## EXCERPT PROVIDED
○ ○ ○ ○ ○

Re: [PATCH] xen: add xenfs to allow usermode <-> Xen interaction

public inbox for linux-kernel@vger.kernel.org
 help / color / mirror / Atom feed

From: Jeremy Fitzhardinge <jeremy@goop.org>
To: Andrew Morton <akpm@linux-foundation.org>
Cc: mingo@elte.hu, viro@ftp.linux.org.uk,
	linux-kernel@vger.kernel.org, xen-devel@lists.xensource.com,
	alex.zeffertt@eu.citrix.com, Ian.Campbell@citrix.com
Subject: Re: [PATCH] xen: add xenfs to allow usermode <-> Xen interaction
Date: Tue, 16 Dec 2008 14:43:08 -0800	[thread overview]
Message-ID: <49482EFC.1060406@goop.org> (raw)
In-Reply-To: <20081216125425.30524946.akpm@linux-foundation.org>

Andrew Morton wrote:
> On Tue, 16 Dec 2008 12:27:37 -0800
> Jeremy Fitzhardinge <jeremy@goop.org> wrote:
>
>   
>> [ Reviewers: This is in drivers/xen to keep it close to the code it is and will be using.  Would people
>>   prefer to see it in fs/xenfs? -J ]
>>     
>
> Well it would be nice to keep filesystems under ./fs, but `grep -rl
> register_filesystem .' says we screwed that pooch.

○ ○ ○ ○ ○

## ENTRIES SHOWN

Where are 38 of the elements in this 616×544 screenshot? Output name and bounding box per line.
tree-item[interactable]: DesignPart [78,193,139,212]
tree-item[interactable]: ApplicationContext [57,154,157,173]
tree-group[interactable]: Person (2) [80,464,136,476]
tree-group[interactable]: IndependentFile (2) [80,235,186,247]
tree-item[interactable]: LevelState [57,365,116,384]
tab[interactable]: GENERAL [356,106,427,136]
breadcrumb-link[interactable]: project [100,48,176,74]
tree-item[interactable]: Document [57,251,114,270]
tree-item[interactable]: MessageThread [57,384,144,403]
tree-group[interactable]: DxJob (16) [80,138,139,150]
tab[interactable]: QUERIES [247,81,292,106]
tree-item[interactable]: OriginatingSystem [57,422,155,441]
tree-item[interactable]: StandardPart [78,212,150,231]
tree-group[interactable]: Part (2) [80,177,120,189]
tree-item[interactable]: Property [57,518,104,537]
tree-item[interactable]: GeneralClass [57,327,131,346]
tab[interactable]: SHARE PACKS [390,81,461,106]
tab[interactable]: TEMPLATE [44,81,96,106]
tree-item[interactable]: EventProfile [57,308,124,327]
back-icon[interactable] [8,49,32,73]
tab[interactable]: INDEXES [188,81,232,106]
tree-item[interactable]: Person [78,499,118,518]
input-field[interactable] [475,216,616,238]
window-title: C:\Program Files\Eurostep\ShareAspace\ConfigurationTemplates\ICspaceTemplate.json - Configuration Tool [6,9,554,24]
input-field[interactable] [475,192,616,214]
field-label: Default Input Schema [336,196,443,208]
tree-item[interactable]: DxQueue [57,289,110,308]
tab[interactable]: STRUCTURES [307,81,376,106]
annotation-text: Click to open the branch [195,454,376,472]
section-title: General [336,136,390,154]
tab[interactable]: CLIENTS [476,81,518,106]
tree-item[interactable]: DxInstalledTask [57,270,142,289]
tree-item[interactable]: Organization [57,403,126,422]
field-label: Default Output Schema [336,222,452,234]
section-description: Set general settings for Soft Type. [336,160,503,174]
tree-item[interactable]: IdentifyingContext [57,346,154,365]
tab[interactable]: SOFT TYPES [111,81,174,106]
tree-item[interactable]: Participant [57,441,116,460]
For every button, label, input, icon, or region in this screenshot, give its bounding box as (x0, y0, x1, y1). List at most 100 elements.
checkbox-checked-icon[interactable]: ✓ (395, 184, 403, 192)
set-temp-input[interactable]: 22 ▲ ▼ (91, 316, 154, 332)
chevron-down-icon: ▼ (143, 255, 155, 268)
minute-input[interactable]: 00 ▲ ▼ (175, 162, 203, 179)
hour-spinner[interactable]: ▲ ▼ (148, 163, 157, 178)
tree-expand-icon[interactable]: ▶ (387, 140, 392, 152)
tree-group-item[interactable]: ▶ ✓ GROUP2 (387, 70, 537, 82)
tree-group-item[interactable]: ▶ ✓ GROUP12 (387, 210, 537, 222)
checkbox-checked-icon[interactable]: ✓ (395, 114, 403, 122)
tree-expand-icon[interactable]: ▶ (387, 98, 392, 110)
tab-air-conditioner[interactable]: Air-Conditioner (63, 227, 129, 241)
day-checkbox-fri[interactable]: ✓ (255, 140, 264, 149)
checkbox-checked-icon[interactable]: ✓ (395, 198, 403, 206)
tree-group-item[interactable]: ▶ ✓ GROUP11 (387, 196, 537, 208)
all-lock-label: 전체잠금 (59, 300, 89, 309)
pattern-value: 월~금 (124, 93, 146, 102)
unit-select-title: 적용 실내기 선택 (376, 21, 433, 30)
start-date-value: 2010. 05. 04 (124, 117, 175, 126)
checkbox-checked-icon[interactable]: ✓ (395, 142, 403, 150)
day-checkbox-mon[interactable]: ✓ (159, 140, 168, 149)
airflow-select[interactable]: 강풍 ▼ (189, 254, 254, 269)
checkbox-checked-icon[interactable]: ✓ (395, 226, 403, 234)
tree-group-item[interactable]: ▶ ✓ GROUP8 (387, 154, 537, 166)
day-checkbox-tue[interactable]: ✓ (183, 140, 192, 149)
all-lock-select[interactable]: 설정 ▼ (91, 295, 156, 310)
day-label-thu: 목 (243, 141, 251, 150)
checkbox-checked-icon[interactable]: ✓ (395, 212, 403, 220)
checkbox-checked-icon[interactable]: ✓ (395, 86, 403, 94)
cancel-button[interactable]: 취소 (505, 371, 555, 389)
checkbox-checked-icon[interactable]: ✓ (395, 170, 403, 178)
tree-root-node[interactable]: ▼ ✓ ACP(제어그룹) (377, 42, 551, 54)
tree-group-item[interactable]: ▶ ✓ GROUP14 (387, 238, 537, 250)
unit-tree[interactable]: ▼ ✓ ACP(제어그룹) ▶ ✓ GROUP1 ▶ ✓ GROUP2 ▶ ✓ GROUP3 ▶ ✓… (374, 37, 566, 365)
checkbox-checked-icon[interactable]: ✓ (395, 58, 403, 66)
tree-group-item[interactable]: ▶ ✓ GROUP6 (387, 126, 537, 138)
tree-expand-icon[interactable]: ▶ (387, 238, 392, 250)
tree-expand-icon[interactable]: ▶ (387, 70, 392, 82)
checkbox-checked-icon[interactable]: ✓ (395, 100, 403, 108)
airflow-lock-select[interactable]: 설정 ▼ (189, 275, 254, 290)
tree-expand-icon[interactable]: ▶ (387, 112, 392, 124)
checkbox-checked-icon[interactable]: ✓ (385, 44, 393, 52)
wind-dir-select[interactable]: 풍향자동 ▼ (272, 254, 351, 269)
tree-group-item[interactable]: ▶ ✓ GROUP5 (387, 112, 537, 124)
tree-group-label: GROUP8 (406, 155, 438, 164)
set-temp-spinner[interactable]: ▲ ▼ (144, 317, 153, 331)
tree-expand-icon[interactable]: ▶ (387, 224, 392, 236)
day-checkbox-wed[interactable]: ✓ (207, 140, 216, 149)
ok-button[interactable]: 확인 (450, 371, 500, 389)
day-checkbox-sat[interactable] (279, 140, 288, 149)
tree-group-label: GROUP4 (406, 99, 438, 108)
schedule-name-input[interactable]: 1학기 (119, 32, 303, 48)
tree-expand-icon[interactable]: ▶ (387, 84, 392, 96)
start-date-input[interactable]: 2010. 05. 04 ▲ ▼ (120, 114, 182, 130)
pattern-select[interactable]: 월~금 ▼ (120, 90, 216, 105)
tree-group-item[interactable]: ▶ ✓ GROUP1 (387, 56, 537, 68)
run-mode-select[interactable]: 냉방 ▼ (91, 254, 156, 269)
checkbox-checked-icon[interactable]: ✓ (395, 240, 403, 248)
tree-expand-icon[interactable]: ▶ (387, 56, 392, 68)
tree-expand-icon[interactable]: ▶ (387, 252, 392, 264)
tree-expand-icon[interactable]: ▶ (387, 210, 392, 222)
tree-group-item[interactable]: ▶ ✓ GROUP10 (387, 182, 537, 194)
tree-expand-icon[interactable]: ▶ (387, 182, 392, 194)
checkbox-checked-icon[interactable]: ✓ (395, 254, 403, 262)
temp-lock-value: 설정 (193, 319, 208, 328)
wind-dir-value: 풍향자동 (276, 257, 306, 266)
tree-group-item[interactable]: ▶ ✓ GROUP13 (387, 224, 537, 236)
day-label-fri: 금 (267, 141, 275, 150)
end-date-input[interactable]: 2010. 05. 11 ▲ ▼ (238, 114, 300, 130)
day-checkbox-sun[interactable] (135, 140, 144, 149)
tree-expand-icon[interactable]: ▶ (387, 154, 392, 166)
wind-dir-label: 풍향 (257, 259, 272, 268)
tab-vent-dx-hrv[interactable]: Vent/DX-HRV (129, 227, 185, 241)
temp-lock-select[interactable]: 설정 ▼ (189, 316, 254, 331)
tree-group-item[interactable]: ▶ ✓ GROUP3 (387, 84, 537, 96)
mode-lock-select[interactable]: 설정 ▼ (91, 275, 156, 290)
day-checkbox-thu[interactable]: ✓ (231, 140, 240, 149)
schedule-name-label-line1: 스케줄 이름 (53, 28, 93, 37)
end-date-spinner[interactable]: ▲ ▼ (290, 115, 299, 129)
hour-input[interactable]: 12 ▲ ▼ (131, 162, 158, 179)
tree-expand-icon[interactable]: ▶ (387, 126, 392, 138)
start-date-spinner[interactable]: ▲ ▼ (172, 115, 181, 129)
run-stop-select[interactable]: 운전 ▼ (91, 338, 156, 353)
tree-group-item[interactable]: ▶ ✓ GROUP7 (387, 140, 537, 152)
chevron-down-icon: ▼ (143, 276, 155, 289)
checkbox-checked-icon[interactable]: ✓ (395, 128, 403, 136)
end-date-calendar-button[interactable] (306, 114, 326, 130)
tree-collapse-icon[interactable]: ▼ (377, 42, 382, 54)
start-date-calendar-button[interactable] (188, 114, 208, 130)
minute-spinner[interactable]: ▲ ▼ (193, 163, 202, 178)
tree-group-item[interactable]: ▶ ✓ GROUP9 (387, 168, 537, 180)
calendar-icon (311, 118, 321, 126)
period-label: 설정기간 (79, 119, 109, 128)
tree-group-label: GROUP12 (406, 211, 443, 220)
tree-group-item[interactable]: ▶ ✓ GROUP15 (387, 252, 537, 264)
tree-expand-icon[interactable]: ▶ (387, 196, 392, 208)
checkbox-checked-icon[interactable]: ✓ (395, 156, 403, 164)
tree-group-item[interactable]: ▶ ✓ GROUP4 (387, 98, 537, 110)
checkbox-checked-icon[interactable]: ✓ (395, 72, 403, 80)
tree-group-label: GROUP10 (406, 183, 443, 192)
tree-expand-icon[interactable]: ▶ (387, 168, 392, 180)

○ ○ ○ ○ ○

## PROBLEMS AND TASKS
- 1) Extract the passage of the xenfs patch reply that runs from "public inbox for" up to and including "Message-ID: <49482EFC.1060406@goop.org> (raw)", and copy it word for word.
- 2) Answer these questions about the xenfs patch reply:
(a) What date and time does the reply carry?
(b) To whom is the reply addressed on the "To:" line?
(c) In which directory does the reviewer note say the code is kept?

## FINAL ANSWERS
- 1)
public inbox for linux-kernel@vger.kernel.org
 help / color / mirror / Atom feed

From: Jeremy Fitzhardinge <jeremy@goop.org>
To: Andrew Morton <akpm@linux-foundation.org>
Cc: mingo@elte.hu, viro@ftp.linux.org.uk,
	linux-kernel@vger.kernel.org, xen-devel@lists.xensource.com,
	alex.zeffertt@eu.citrix.com, Ian.Campbell@citrix.com
Subject: Re: [PATCH] xen: add xenfs to allow usermode <-> Xen interaction
Date: Tue, 16 Dec 2008 14:43:08 -0800	[thread overview]
Message-ID: <49482EFC.1060406@goop.org> (raw)

- 2)
(a) Tue, 16 Dec 2008 14:43:08 -0800
(b) Andrew Morton <akpm@linux-foundation.org>
(c) drivers/xen